** Short task **
Swap "dendrogram-branch" for "tree-branch" in the stretch of entries from the start through the line containing "heatmap-row-label: Fructose MP", and reproduce only those lines, with everything else left unchanged.

---------- Exercise materials

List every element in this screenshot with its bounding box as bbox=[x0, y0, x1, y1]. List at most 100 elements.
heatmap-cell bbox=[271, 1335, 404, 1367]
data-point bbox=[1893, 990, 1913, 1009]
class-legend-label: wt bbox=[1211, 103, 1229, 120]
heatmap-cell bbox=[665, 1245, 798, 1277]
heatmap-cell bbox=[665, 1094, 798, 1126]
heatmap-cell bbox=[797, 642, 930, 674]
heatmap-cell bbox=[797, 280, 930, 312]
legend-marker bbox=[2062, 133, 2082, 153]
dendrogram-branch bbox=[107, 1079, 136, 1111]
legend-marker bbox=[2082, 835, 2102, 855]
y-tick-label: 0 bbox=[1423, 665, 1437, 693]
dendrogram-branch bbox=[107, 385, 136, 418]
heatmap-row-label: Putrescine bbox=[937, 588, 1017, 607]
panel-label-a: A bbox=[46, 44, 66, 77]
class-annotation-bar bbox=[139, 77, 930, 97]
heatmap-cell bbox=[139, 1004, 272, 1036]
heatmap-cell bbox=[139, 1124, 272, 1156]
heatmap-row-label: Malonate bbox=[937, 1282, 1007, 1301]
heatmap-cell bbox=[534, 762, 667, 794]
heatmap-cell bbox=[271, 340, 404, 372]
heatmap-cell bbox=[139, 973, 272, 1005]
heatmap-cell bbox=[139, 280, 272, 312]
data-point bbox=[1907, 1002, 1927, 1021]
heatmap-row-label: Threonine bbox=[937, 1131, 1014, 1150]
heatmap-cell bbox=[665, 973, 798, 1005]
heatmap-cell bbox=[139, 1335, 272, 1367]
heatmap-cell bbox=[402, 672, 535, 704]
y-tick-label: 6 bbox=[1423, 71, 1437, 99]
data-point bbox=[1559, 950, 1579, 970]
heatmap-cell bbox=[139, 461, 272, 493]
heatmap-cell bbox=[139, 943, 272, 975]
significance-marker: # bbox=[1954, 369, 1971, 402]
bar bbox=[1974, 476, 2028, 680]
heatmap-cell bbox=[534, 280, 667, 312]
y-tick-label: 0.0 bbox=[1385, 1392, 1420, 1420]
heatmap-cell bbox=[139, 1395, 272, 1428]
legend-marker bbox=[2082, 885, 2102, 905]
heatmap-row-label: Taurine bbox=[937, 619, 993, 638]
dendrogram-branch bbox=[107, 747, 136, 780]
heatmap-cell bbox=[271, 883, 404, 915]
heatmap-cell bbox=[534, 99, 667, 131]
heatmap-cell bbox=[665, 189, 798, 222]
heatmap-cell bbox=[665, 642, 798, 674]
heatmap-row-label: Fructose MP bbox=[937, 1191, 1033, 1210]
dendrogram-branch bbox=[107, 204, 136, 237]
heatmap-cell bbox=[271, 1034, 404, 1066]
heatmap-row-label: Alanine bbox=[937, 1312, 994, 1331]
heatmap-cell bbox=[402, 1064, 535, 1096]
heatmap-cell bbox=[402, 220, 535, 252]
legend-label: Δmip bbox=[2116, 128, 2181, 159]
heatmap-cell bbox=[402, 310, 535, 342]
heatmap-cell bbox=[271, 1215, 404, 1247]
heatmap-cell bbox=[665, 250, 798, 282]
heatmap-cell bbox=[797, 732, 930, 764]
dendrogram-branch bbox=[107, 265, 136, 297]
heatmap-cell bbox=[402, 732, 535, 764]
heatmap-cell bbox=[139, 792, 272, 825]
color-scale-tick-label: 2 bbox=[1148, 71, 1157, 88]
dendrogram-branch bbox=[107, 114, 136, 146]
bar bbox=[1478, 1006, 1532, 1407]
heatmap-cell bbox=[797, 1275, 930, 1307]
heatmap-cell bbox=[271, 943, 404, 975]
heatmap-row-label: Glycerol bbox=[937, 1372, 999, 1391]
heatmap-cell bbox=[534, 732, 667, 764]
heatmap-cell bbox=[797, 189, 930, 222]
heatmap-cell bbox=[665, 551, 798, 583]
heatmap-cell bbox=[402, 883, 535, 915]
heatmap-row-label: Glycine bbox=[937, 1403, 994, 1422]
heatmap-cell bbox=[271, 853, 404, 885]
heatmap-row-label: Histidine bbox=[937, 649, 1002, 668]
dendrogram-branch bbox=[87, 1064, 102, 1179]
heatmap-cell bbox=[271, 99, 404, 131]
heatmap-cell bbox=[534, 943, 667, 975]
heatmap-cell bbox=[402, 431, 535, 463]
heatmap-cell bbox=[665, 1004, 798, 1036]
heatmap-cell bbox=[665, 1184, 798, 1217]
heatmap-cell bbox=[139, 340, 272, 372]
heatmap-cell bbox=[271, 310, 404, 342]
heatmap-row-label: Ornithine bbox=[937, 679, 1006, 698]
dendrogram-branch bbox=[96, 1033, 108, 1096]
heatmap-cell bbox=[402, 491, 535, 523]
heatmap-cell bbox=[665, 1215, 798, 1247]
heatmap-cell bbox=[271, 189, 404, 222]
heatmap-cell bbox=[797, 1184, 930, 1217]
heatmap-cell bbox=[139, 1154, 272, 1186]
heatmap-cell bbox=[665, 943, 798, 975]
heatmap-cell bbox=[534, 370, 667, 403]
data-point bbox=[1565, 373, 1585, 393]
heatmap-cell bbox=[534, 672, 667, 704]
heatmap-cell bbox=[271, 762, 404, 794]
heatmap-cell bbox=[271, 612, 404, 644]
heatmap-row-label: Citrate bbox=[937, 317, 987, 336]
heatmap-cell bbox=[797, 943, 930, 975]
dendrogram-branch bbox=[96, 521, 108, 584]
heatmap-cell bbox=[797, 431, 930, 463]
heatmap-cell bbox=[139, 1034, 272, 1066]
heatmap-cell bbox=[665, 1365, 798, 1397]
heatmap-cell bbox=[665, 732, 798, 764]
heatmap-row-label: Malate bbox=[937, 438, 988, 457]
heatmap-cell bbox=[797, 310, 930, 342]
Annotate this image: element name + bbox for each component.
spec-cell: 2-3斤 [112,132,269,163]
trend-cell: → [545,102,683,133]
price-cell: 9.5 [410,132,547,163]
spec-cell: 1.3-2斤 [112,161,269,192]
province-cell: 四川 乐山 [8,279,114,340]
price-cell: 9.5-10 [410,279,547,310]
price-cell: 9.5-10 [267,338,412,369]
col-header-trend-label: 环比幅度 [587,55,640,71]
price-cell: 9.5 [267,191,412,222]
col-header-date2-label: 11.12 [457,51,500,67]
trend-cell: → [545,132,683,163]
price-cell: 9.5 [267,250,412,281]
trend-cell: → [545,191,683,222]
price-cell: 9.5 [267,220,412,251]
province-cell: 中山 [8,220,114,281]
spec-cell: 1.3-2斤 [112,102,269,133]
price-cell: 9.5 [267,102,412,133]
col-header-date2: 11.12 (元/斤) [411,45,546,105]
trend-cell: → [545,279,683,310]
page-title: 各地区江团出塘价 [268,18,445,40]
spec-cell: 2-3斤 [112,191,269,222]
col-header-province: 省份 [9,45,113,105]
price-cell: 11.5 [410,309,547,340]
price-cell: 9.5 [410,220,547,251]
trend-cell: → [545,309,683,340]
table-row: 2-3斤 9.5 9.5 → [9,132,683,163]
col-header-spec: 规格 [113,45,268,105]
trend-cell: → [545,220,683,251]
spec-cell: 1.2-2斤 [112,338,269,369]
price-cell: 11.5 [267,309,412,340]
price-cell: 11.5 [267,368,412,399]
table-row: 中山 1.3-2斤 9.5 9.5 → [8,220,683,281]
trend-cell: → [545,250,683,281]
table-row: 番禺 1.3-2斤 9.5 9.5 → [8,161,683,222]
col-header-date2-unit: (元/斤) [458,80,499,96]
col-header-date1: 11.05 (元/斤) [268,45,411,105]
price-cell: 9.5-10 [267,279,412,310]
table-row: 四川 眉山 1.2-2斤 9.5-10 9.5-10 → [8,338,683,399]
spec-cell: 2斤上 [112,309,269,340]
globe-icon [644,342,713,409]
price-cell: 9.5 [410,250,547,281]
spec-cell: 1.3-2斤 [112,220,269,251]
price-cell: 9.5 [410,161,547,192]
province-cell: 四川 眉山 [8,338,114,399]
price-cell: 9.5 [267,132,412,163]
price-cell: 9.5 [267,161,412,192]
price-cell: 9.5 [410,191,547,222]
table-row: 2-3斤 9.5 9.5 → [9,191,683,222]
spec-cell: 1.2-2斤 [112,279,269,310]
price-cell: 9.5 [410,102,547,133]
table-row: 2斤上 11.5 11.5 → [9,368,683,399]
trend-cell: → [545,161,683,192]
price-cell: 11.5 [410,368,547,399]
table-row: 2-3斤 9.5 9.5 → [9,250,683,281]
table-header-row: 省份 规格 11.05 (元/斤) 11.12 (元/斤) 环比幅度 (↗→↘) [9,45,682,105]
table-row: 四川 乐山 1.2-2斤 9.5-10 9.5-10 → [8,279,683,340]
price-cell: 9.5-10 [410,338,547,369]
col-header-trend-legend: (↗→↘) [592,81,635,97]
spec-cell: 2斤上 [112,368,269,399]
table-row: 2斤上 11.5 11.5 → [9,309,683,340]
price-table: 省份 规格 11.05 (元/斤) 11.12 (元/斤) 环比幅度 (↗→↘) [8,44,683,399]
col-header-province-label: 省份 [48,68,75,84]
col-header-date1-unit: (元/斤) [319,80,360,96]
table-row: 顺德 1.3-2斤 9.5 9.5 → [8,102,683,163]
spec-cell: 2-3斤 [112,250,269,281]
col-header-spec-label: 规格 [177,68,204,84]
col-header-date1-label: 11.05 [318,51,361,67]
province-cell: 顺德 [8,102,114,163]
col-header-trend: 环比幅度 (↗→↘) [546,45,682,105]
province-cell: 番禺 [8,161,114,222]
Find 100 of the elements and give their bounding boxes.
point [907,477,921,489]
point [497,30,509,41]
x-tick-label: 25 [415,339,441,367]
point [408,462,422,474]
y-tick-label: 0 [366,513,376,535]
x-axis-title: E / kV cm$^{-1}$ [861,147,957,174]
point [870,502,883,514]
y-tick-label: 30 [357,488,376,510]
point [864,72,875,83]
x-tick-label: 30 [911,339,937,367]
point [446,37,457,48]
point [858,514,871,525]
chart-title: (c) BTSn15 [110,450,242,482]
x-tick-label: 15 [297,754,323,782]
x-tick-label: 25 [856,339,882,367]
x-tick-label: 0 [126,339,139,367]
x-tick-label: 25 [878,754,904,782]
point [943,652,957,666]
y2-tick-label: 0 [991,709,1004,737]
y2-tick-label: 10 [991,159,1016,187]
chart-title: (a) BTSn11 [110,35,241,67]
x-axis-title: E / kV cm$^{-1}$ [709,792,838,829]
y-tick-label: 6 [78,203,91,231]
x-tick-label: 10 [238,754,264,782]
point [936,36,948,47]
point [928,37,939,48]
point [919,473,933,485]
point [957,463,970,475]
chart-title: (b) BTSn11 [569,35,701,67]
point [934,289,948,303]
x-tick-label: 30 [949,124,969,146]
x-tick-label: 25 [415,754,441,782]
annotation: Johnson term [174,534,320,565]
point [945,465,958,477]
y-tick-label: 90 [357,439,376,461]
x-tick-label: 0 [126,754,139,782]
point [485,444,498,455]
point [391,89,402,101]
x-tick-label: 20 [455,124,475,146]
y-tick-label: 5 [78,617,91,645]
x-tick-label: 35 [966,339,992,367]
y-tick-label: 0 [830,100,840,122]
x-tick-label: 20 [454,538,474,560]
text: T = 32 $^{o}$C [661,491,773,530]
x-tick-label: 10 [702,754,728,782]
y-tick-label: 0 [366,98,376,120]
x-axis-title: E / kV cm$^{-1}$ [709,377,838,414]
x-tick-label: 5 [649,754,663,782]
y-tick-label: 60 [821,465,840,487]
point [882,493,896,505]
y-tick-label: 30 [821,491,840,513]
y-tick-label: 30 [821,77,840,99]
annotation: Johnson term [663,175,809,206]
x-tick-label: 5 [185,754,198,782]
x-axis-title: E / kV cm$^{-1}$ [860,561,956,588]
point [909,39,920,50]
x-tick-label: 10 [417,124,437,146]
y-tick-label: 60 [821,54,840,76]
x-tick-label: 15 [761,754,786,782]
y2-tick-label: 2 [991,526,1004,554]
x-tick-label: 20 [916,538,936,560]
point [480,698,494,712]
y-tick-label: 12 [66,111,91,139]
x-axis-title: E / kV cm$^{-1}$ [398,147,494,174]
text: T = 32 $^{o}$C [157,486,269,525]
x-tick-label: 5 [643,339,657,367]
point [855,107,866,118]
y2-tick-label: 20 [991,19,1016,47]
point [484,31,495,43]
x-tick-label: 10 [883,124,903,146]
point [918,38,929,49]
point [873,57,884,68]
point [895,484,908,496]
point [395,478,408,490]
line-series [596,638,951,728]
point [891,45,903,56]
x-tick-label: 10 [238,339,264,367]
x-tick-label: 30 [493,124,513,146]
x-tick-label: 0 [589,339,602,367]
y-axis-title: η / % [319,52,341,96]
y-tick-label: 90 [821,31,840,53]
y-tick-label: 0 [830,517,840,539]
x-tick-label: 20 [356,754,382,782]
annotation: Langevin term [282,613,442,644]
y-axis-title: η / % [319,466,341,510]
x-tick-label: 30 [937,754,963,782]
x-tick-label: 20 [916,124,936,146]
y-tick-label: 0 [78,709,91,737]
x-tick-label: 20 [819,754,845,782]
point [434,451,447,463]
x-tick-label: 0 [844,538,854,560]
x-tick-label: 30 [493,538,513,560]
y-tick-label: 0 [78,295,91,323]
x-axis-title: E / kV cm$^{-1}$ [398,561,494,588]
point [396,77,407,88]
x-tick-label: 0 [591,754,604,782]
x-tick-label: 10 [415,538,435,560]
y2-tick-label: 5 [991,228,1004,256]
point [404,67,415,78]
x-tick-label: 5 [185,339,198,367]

--------------------

** Task answer **
List every element in this screenshot with its bounding box as bbox=[x0, y0, x1, y1]. List at most 100 elements.
heatmap-cell bbox=[271, 1335, 404, 1367]
data-point bbox=[1893, 990, 1913, 1009]
class-legend-label: wt bbox=[1211, 103, 1229, 120]
heatmap-cell bbox=[665, 1245, 798, 1277]
heatmap-cell bbox=[665, 1094, 798, 1126]
heatmap-cell bbox=[797, 642, 930, 674]
heatmap-cell bbox=[797, 280, 930, 312]
legend-marker bbox=[2062, 133, 2082, 153]
tree-branch bbox=[107, 1079, 136, 1111]
legend-marker bbox=[2082, 835, 2102, 855]
y-tick-label: 0 bbox=[1423, 665, 1437, 693]
tree-branch bbox=[107, 385, 136, 418]
heatmap-row-label: Putrescine bbox=[937, 588, 1017, 607]
panel-label-a: A bbox=[46, 44, 66, 77]
class-annotation-bar bbox=[139, 77, 930, 97]
heatmap-cell bbox=[139, 1004, 272, 1036]
heatmap-cell bbox=[139, 1124, 272, 1156]
heatmap-row-label: Malonate bbox=[937, 1282, 1007, 1301]
heatmap-cell bbox=[534, 762, 667, 794]
heatmap-cell bbox=[271, 340, 404, 372]
heatmap-cell bbox=[139, 973, 272, 1005]
heatmap-cell bbox=[139, 280, 272, 312]
data-point bbox=[1907, 1002, 1927, 1021]
heatmap-row-label: Threonine bbox=[937, 1131, 1014, 1150]
heatmap-cell bbox=[665, 973, 798, 1005]
heatmap-cell bbox=[139, 1335, 272, 1367]
heatmap-cell bbox=[402, 672, 535, 704]
y-tick-label: 6 bbox=[1423, 71, 1437, 99]
data-point bbox=[1559, 950, 1579, 970]
heatmap-cell bbox=[139, 461, 272, 493]
heatmap-cell bbox=[139, 943, 272, 975]
significance-marker: # bbox=[1954, 369, 1971, 402]
bar bbox=[1974, 476, 2028, 680]
heatmap-cell bbox=[534, 280, 667, 312]
y-tick-label: 0.0 bbox=[1385, 1392, 1420, 1420]
heatmap-cell bbox=[139, 1395, 272, 1428]
legend-marker bbox=[2082, 885, 2102, 905]
heatmap-row-label: Taurine bbox=[937, 619, 993, 638]
tree-branch bbox=[107, 747, 136, 780]
heatmap-cell bbox=[271, 883, 404, 915]
heatmap-cell bbox=[534, 99, 667, 131]
heatmap-cell bbox=[665, 189, 798, 222]
heatmap-cell bbox=[665, 642, 798, 674]
heatmap-row-label: Fructose MP bbox=[937, 1191, 1033, 1210]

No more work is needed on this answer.